==== Material provided

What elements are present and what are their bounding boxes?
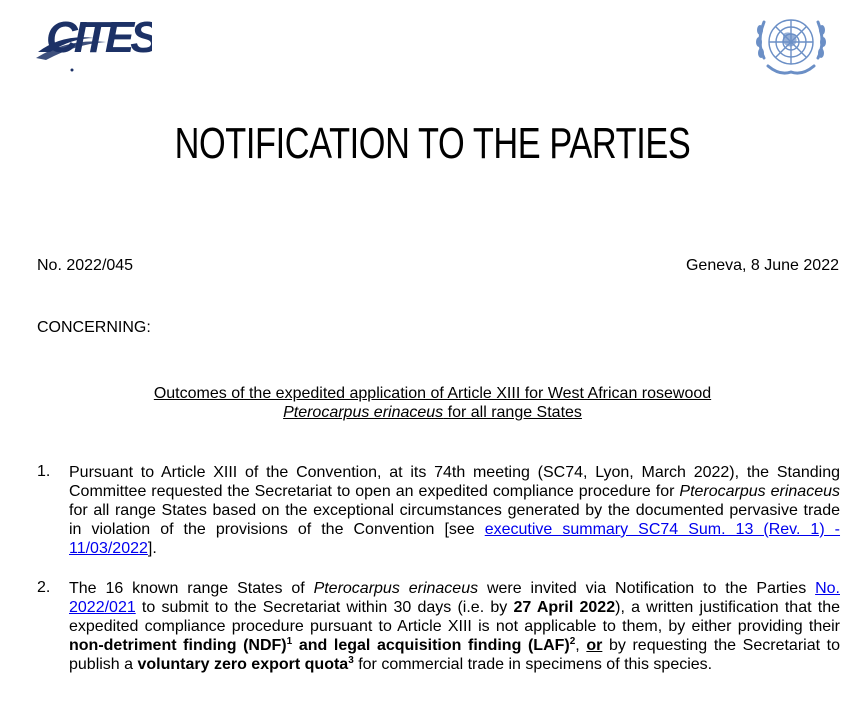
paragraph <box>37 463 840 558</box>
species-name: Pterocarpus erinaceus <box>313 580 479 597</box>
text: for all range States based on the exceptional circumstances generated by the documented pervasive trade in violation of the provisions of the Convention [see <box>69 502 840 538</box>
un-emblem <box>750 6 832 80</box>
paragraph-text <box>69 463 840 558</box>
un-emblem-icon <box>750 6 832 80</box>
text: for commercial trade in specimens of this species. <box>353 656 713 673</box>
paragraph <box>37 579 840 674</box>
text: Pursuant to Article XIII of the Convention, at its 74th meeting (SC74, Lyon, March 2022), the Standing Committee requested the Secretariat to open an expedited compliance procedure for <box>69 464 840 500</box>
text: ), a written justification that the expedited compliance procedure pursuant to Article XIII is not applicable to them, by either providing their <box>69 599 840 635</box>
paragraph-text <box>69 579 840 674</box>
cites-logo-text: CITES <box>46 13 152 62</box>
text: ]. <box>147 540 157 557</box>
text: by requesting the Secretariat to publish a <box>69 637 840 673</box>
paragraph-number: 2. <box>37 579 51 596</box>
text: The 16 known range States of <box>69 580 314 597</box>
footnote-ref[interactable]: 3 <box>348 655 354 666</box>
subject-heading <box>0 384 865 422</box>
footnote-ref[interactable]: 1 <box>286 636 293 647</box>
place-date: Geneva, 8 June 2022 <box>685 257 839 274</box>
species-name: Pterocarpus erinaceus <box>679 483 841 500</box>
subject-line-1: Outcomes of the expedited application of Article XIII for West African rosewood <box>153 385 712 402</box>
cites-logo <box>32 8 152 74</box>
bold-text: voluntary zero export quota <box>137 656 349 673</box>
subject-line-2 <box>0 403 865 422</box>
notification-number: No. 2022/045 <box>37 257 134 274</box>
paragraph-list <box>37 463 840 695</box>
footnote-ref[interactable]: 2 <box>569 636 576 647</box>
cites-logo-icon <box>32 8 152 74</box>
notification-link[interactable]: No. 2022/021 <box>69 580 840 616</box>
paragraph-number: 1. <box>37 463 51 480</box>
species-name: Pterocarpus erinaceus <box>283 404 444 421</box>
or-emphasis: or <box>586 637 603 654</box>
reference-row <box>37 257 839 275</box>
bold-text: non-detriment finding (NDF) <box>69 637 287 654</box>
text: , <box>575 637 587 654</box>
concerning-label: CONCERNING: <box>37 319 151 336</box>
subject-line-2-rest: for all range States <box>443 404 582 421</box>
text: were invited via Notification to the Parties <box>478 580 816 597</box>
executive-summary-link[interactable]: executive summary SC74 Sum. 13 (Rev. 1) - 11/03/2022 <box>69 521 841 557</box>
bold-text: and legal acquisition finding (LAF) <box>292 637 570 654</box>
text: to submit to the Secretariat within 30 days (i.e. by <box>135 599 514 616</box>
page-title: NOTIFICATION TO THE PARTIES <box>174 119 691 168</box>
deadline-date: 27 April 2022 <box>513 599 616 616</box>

========
==== Material provided

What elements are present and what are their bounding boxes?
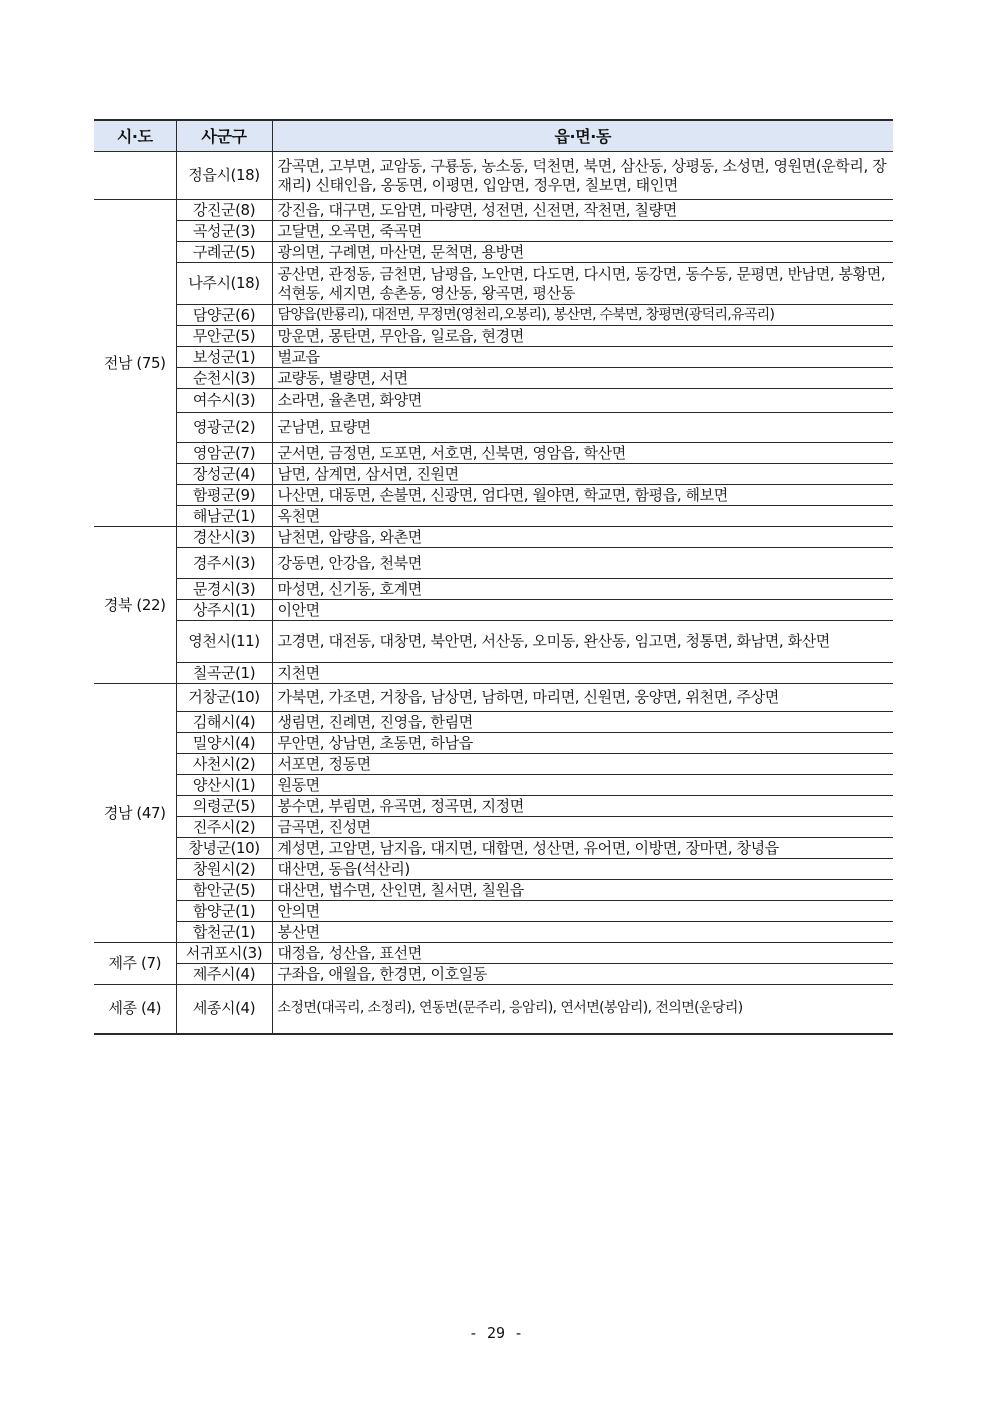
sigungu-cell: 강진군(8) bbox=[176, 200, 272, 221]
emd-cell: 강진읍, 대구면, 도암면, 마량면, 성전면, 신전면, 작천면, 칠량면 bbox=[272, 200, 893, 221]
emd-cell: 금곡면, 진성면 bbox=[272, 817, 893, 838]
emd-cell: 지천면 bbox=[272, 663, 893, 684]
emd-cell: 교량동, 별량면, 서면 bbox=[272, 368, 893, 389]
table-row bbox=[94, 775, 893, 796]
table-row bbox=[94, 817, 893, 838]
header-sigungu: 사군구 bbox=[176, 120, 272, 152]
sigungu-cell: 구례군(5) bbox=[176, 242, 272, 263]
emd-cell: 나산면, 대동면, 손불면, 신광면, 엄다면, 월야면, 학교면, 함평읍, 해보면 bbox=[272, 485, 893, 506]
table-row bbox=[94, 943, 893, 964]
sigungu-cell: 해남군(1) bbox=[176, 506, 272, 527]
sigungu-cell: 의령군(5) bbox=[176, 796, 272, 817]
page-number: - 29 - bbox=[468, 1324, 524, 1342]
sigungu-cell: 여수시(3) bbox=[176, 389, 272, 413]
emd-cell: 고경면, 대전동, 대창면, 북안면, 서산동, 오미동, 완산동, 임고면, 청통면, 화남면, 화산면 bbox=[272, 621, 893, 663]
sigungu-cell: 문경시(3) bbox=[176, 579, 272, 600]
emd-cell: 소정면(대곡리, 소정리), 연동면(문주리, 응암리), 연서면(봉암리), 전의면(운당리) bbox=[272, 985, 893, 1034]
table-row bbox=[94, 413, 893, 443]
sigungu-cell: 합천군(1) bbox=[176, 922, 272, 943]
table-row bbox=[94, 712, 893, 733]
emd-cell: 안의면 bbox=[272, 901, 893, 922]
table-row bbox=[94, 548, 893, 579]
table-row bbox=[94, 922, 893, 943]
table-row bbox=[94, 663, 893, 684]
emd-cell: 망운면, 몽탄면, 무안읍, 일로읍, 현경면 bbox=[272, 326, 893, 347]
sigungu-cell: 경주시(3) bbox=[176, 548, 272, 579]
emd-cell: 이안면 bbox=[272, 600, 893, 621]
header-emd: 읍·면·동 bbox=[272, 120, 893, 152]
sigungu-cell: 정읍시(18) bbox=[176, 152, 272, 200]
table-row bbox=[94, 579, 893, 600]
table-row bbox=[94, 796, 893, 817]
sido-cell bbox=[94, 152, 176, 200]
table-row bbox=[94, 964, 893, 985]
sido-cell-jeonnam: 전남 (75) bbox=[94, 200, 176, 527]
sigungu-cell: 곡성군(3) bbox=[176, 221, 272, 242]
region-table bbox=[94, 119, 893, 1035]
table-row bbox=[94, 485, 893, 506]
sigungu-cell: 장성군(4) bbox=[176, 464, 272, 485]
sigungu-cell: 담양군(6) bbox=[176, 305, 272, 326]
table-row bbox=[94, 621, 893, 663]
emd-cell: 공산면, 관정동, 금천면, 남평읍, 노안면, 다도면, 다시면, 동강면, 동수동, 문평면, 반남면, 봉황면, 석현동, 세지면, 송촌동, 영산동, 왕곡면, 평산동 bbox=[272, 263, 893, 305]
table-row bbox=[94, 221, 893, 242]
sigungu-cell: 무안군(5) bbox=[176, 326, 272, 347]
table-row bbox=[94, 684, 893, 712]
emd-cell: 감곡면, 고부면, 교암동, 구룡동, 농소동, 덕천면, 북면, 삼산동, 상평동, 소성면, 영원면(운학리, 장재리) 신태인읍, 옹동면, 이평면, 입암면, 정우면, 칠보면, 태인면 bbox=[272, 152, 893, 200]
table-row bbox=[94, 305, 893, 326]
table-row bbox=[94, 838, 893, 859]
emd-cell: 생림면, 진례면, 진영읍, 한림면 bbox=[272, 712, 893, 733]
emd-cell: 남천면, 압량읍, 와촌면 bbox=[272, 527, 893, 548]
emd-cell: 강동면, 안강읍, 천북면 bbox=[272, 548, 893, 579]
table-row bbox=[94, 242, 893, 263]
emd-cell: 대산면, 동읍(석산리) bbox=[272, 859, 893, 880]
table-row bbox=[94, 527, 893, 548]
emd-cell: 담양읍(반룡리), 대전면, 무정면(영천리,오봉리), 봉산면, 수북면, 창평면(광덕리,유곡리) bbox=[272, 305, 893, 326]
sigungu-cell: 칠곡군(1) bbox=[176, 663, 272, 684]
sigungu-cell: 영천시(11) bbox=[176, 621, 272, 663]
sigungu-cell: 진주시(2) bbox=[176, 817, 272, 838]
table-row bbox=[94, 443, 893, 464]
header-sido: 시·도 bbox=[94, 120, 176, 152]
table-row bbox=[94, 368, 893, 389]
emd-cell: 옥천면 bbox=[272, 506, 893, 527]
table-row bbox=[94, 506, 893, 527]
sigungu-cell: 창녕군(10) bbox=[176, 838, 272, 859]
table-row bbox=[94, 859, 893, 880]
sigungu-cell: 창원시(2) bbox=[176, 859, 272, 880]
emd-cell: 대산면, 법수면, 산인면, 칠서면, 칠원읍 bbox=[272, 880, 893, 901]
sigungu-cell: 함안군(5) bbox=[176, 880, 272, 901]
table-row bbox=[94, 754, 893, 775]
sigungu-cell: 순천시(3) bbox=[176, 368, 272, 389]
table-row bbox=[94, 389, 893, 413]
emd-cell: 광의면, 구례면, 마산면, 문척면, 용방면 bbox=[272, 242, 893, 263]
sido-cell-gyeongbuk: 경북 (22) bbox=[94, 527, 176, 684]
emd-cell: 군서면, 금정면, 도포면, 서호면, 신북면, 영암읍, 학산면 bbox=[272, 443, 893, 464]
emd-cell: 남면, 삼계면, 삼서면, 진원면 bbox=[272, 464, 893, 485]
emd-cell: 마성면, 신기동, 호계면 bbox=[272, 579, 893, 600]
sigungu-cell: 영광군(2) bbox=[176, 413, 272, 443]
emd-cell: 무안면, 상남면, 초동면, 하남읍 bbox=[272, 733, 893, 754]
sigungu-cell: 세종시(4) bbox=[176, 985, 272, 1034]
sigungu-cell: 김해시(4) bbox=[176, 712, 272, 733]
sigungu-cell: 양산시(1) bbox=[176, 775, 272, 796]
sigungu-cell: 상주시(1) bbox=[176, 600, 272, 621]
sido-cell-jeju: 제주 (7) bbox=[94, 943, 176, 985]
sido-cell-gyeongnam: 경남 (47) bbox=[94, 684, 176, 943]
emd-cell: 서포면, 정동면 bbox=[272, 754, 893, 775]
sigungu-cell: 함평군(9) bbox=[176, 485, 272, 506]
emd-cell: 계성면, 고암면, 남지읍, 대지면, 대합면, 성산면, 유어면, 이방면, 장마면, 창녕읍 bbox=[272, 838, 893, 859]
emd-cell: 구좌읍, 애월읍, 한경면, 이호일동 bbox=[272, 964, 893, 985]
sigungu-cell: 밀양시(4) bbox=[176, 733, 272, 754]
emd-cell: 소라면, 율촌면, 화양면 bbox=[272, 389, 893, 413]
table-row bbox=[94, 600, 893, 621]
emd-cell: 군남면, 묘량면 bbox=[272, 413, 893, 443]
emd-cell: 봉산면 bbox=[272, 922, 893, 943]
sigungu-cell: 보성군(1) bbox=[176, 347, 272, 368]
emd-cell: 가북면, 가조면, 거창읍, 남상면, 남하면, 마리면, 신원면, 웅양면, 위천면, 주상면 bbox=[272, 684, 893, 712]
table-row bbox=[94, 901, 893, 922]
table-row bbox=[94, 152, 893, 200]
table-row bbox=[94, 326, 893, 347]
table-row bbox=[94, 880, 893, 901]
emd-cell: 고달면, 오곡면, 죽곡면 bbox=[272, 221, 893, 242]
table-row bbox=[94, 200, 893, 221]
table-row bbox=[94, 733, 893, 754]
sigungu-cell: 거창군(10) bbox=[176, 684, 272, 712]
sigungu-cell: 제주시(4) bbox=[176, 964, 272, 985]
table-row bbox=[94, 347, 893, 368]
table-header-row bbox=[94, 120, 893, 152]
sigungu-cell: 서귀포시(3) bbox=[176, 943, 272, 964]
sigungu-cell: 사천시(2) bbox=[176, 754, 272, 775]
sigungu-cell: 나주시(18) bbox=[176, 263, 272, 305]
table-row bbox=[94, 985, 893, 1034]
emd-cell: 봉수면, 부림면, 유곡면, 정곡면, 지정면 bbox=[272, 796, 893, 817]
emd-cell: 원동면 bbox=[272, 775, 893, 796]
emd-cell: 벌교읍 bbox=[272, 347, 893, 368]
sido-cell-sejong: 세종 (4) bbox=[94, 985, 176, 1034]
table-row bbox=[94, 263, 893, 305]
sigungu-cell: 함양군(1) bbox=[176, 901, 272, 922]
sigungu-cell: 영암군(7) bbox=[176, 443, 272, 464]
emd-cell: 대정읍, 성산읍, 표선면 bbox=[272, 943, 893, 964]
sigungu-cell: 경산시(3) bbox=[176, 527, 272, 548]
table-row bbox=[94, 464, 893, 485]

========
==== Material provided

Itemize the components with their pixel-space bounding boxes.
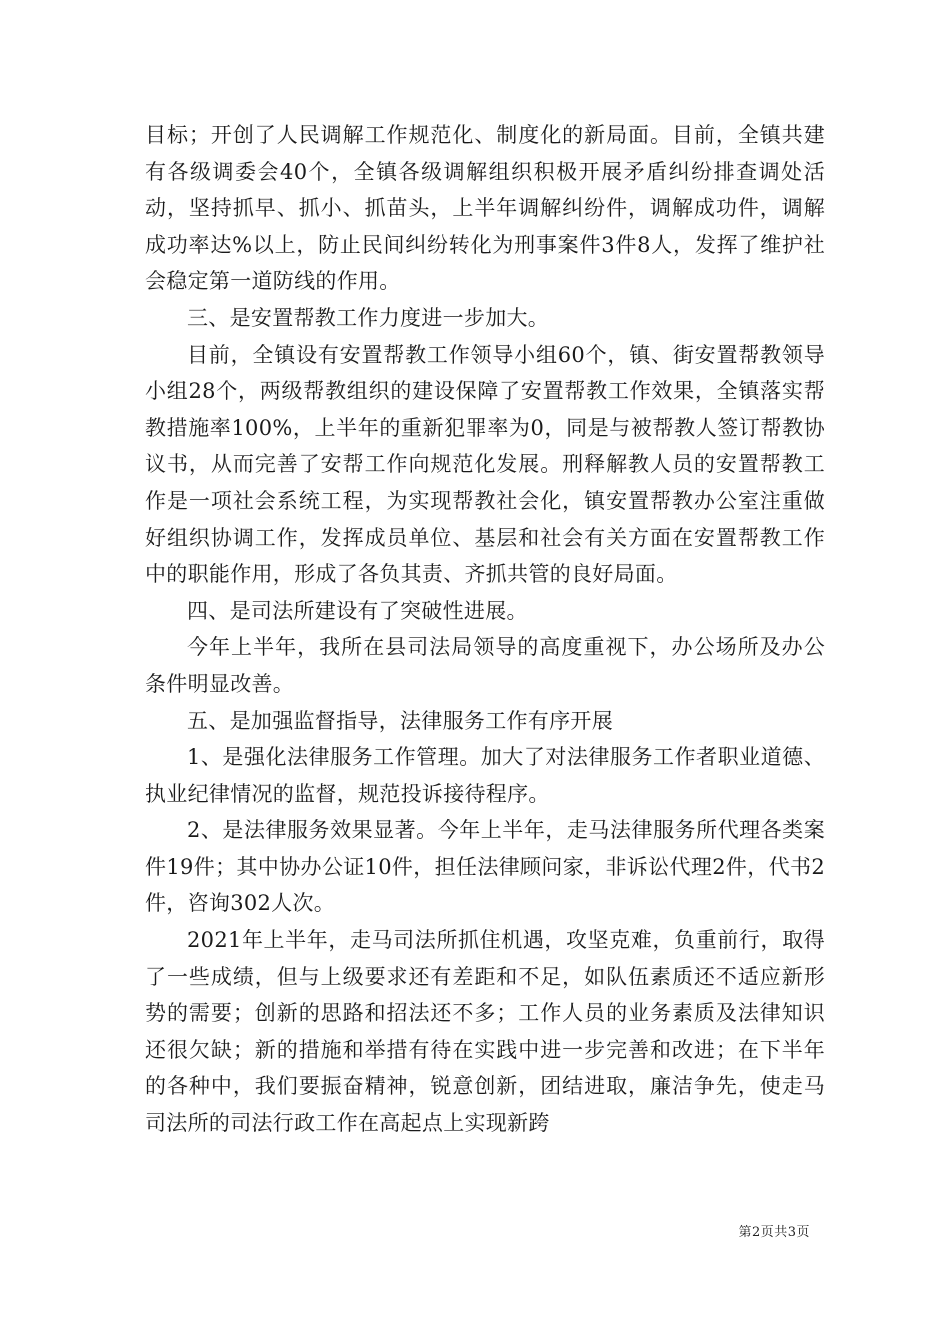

========

### What you are asked to do
Find every line in the items above that contains the string "link", and copy each one out.

### Output of the exercise
notification-link[interactable]: No. 2022/021 <box>69 580 840 616</box>
executive-summary-link[interactable]: executive summary SC74 Sum. 13 (Rev. 1) - 11/03/2022 <box>69 521 841 557</box>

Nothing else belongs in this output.